**** Passage

# Warn Power Pivot



## a12 (Aug 23, 2009)

Does anyone know if the Warn Power Pivot will fit/adapt to a Polaris Glacier II plow frame. Any other suggestions for an electric pivot setup for the Glacier II? Getting on/off the ATV to change the plow angle gets to be a pain. I emailed Warn but haven't heard anything back yet. Wondering what others have done.


----------



## sublime68charge (Dec 28, 2007)

no idea about adapting a warn power pivot to a glacier plow.
read through this thread was hashed out about the Power angle set up that I run and Skywagon runs as well.

http://www.plowsite.com/showthread.php?t=78022


----------



## noooooo (Nov 17, 2009)

********
**** Extracted information

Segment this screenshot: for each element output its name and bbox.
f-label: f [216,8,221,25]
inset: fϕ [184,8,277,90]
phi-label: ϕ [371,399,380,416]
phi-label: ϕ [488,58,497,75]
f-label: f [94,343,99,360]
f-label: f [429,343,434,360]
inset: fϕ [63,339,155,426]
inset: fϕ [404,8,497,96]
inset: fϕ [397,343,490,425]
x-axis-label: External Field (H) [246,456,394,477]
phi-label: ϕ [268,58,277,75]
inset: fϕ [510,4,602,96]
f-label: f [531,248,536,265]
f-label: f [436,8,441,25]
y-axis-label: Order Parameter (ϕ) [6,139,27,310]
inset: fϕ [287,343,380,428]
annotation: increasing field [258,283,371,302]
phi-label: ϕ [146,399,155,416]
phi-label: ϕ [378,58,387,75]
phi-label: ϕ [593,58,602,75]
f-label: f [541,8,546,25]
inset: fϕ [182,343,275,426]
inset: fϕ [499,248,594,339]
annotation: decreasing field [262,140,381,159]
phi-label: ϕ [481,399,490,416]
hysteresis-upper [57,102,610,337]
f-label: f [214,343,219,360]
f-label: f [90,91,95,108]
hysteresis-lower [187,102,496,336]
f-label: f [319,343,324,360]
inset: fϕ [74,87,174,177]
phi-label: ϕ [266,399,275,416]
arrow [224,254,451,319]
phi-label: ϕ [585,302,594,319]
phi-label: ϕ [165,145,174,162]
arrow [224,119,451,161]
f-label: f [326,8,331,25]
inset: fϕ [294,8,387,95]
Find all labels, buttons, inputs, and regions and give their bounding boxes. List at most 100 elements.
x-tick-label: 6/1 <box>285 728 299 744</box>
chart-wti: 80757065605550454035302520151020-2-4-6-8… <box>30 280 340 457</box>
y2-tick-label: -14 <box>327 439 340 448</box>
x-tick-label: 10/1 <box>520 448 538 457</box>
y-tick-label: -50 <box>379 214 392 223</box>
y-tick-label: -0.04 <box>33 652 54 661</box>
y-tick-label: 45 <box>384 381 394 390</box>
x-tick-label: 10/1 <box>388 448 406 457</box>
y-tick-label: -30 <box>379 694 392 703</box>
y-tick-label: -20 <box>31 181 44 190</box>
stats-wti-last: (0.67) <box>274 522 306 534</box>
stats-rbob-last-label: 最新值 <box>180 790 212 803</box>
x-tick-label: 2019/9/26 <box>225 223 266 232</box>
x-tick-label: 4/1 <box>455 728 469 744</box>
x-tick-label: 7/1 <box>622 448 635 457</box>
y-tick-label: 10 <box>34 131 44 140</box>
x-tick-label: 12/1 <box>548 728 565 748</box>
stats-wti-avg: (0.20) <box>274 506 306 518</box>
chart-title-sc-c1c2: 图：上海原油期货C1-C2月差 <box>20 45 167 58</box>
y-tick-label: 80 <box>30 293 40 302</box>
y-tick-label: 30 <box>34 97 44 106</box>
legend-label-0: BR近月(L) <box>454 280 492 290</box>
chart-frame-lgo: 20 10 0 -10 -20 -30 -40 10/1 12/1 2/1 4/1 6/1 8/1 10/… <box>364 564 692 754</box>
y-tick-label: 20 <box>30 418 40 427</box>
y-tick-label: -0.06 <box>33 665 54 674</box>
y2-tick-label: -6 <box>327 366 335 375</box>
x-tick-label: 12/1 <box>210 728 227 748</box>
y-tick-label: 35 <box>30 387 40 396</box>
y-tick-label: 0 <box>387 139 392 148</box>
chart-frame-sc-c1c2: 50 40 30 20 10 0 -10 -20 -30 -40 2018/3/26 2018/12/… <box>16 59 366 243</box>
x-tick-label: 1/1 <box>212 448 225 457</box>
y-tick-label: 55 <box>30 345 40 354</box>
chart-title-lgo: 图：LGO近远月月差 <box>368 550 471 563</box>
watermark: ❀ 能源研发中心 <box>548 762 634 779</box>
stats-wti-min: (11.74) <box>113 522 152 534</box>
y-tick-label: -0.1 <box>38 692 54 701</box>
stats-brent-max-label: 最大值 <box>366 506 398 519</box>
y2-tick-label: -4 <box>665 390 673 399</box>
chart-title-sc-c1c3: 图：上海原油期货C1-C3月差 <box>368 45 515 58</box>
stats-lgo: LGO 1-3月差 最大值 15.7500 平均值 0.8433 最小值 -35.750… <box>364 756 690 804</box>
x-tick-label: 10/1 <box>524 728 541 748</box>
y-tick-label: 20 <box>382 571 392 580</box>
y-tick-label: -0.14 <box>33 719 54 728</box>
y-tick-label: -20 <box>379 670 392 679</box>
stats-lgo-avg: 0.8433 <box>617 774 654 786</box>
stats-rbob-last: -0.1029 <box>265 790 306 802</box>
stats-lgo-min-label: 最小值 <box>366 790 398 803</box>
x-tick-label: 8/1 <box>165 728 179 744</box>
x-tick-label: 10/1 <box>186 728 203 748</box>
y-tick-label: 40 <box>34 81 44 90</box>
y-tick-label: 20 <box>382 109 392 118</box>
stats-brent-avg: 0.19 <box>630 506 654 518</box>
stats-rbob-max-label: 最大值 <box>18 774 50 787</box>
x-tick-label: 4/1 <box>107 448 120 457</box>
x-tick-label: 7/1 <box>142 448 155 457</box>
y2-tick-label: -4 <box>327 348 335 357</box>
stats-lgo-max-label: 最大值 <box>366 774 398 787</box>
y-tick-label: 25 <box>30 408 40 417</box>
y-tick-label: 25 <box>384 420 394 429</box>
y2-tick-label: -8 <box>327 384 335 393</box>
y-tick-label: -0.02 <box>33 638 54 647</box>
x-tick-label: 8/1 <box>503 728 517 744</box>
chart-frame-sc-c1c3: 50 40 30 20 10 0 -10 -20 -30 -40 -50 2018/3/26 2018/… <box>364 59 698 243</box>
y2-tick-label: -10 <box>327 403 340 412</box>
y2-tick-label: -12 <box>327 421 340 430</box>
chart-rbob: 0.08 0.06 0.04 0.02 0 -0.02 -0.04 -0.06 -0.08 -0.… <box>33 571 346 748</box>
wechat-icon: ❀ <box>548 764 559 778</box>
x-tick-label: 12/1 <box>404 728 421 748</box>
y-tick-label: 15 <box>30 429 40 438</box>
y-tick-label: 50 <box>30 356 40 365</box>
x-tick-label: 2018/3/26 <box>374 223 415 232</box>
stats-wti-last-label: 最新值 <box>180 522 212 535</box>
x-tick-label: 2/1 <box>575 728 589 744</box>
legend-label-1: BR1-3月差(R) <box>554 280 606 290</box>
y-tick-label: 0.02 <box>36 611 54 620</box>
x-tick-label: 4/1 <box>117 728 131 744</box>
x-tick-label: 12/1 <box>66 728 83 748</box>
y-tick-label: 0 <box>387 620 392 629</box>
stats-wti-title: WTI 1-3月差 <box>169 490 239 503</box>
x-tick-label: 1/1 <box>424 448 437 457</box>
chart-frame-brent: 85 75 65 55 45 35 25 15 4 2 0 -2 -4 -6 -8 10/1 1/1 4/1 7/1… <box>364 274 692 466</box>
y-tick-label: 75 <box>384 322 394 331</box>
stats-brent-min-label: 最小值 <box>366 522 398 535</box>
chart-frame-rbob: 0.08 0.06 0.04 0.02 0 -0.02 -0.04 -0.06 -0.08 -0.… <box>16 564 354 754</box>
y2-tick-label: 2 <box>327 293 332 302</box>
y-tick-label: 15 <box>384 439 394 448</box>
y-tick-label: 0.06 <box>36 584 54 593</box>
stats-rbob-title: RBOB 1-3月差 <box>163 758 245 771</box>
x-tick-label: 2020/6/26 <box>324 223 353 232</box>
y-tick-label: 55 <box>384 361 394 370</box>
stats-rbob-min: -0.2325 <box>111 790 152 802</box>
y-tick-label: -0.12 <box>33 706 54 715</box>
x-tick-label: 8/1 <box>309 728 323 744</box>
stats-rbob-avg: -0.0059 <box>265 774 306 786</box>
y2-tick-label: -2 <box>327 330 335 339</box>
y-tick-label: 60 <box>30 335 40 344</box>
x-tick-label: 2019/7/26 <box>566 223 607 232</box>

********

_Written exercise 1_: Retype the listing from its first line through the line that contains "phi-label: ϕ [146,399,155,416]", including both of those lines and nothing else.
_Written exercise 2_: Write what comes next in the forum thread about fitting a Warn Power Pivot to a Polaris Glacier II plow, picking up after its last line.
The forum thread and the listing are unrelated to each other.

_Exercise answer 1_:
Segment this screenshot: for each element output its name and bbox.
f-label: f [216,8,221,25]
inset: fϕ [184,8,277,90]
phi-label: ϕ [371,399,380,416]
phi-label: ϕ [488,58,497,75]
f-label: f [94,343,99,360]
f-label: f [429,343,434,360]
inset: fϕ [63,339,155,426]
inset: fϕ [404,8,497,96]
inset: fϕ [397,343,490,425]
x-axis-label: External Field (H) [246,456,394,477]
phi-label: ϕ [268,58,277,75]
inset: fϕ [510,4,602,96]
f-label: f [531,248,536,265]
f-label: f [436,8,441,25]
y-axis-label: Order Parameter (ϕ) [6,139,27,310]
inset: fϕ [287,343,380,428]
annotation: increasing field [258,283,371,302]
phi-label: ϕ [146,399,155,416]

_Exercise answer 2_:
It will not fit. There are two different pivots I believe. One for regular warn blades and one for provantage. Good luck fabricating something up on the G2. I tried and finally said it was too much of a pain for what I had to work with. I am selling my G2 and bought the hydraulic power angle for my moose. I fabbed up the moose pushtubes to attach to the G2 mount. Others have had good luck with the eagle turn kits. Mine lasted 3 hours before exploding (operator error). You would have to fab it up to the G2. I believe it would be too long to make it work.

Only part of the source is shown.